◆ **Raw data**
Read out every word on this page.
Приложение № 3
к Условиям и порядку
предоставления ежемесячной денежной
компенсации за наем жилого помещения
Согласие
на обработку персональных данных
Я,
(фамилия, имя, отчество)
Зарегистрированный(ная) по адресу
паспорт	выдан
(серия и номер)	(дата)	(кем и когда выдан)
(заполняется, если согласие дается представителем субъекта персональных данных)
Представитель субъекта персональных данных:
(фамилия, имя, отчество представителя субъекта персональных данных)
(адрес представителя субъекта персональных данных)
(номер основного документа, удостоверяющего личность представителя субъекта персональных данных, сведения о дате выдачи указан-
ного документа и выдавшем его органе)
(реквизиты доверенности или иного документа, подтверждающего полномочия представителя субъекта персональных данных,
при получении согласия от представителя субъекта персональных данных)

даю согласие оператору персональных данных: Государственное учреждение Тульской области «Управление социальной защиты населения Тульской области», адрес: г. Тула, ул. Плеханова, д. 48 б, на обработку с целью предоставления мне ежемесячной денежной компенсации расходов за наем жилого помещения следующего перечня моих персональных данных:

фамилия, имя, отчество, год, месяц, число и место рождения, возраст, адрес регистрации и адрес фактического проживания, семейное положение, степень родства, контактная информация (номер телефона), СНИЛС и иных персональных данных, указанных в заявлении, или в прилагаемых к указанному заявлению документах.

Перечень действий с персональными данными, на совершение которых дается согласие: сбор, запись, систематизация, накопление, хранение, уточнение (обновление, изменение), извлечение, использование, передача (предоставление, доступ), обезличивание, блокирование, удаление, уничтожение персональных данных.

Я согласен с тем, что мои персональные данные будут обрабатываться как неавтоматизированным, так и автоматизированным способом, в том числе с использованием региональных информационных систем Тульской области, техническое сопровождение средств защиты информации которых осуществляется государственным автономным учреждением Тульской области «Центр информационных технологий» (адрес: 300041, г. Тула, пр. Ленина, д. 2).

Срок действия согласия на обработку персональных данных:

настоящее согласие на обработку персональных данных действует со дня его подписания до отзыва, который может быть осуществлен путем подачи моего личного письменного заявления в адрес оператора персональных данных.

◆ **Brief**
Search the records above for "согласия". Copy each line where it is found.

◆ **Response for this exercise**
при получении согласия от представителя субъекта персональных данных)
Срок действия согласия на обработку персональных данных:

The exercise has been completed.